## Excerpted data:
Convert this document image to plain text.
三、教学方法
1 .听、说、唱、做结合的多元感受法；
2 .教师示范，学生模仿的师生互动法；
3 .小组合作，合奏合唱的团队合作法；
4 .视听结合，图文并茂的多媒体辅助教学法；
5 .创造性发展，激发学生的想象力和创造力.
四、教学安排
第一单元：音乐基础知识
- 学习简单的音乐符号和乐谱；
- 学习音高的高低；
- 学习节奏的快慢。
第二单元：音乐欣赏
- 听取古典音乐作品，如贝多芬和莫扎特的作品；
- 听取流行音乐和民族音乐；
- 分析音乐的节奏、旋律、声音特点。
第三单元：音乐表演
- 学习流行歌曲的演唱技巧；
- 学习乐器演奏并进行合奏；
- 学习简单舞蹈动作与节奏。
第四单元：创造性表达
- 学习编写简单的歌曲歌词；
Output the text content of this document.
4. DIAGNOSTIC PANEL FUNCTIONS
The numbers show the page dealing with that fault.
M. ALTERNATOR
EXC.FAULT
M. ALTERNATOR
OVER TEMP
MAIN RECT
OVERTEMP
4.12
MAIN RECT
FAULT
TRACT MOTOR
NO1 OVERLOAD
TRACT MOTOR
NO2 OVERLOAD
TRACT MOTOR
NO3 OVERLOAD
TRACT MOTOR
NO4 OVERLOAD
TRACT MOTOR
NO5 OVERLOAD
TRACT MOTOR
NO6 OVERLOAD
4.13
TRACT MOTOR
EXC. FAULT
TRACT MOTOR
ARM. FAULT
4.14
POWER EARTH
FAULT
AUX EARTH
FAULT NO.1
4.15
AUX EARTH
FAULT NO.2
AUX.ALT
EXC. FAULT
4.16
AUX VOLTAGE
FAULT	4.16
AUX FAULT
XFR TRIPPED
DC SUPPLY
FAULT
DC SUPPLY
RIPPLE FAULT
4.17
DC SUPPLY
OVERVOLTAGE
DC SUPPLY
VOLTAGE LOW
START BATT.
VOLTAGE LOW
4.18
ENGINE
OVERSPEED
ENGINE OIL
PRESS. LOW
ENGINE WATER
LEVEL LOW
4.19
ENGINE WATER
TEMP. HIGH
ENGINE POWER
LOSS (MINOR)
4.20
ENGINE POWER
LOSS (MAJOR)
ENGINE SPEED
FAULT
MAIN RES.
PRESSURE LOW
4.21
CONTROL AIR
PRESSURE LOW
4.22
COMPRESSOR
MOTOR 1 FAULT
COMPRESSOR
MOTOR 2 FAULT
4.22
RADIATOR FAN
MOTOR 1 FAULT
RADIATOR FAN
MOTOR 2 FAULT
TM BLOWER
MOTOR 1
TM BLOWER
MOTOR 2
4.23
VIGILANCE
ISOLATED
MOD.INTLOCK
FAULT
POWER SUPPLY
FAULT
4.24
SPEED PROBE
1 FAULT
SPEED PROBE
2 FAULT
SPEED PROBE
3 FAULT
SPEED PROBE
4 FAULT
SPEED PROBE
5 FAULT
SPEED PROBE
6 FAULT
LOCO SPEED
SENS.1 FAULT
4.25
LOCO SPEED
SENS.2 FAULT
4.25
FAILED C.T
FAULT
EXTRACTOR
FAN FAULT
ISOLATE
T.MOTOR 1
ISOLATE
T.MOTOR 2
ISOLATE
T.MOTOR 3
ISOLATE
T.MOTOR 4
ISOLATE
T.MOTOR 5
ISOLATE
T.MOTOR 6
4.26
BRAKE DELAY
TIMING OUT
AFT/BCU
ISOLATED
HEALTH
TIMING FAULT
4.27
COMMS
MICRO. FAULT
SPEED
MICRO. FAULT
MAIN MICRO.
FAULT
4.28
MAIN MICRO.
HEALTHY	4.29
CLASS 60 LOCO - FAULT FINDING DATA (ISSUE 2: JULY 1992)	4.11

## Exercise brief:
Please quote every record above exactly as it appears.

## Task result:
Convert this document image to plain text.
三、教学方法
1 .听、说、唱、做结合的多元感受法；
2 .教师示范，学生模仿的师生互动法；
3 .小组合作，合奏合唱的团队合作法；
4 .视听结合，图文并茂的多媒体辅助教学法；
5 .创造性发展，激发学生的想象力和创造力.
四、教学安排
第一单元：音乐基础知识
- 学习简单的音乐符号和乐谱；
- 学习音高的高低；
- 学习节奏的快慢。
第二单元：音乐欣赏
- 听取古典音乐作品，如贝多芬和莫扎特的作品；
- 听取流行音乐和民族音乐；
- 分析音乐的节奏、旋律、声音特点。
第三单元：音乐表演
- 学习流行歌曲的演唱技巧；
- 学习乐器演奏并进行合奏；
- 学习简单舞蹈动作与节奏。
第四单元：创造性表达
- 学习编写简单的歌曲歌词；
Output the text content of this document.
4. DIAGNOSTIC PANEL FUNCTIONS
The numbers show the page dealing with that fault.
M. ALTERNATOR
EXC.FAULT
M. ALTERNATOR
OVER TEMP
MAIN RECT
OVERTEMP
4.12
MAIN RECT
FAULT
TRACT MOTOR
NO1 OVERLOAD
TRACT MOTOR
NO2 OVERLOAD
TRACT MOTOR
NO3 OVERLOAD
TRACT MOTOR
NO4 OVERLOAD
TRACT MOTOR
NO5 OVERLOAD
TRACT MOTOR
NO6 OVERLOAD
4.13
TRACT MOTOR
EXC. FAULT
TRACT MOTOR
ARM. FAULT
4.14
POWER EARTH
FAULT
AUX EARTH
FAULT NO.1
4.15
AUX EARTH
FAULT NO.2
AUX.ALT
EXC. FAULT
4.16
AUX VOLTAGE
FAULT	4.16
AUX FAULT
XFR TRIPPED
DC SUPPLY
FAULT
DC SUPPLY
RIPPLE FAULT
4.17
DC SUPPLY
OVERVOLTAGE
DC SUPPLY
VOLTAGE LOW
START BATT.
VOLTAGE LOW
4.18
ENGINE
OVERSPEED
ENGINE OIL
PRESS. LOW
ENGINE WATER
LEVEL LOW
4.19
ENGINE WATER
TEMP. HIGH
ENGINE POWER
LOSS (MINOR)
4.20
ENGINE POWER
LOSS (MAJOR)
ENGINE SPEED
FAULT
MAIN RES.
PRESSURE LOW
4.21
CONTROL AIR
PRESSURE LOW
4.22
COMPRESSOR
MOTOR 1 FAULT
COMPRESSOR
MOTOR 2 FAULT
4.22
RADIATOR FAN
MOTOR 1 FAULT
RADIATOR FAN
MOTOR 2 FAULT
TM BLOWER
MOTOR 1
TM BLOWER
MOTOR 2
4.23
VIGILANCE
ISOLATED
MOD.INTLOCK
FAULT
POWER SUPPLY
FAULT
4.24
SPEED PROBE
1 FAULT
SPEED PROBE
2 FAULT
SPEED PROBE
3 FAULT
SPEED PROBE
4 FAULT
SPEED PROBE
5 FAULT
SPEED PROBE
6 FAULT
LOCO SPEED
SENS.1 FAULT
4.25
LOCO SPEED
SENS.2 FAULT
4.25
FAILED C.T
FAULT
EXTRACTOR
FAN FAULT
ISOLATE
T.MOTOR 1
ISOLATE
T.MOTOR 2
ISOLATE
T.MOTOR 3
ISOLATE
T.MOTOR 4
ISOLATE
T.MOTOR 5
ISOLATE
T.MOTOR 6
4.26
BRAKE DELAY
TIMING OUT
AFT/BCU
ISOLATED
HEALTH
TIMING FAULT
4.27
COMMS
MICRO. FAULT
SPEED
MICRO. FAULT
MAIN MICRO.
FAULT
4.28
MAIN MICRO.
HEALTHY	4.29
CLASS 60 LOCO - FAULT FINDING DATA (ISSUE 2: JULY 1992)	4.11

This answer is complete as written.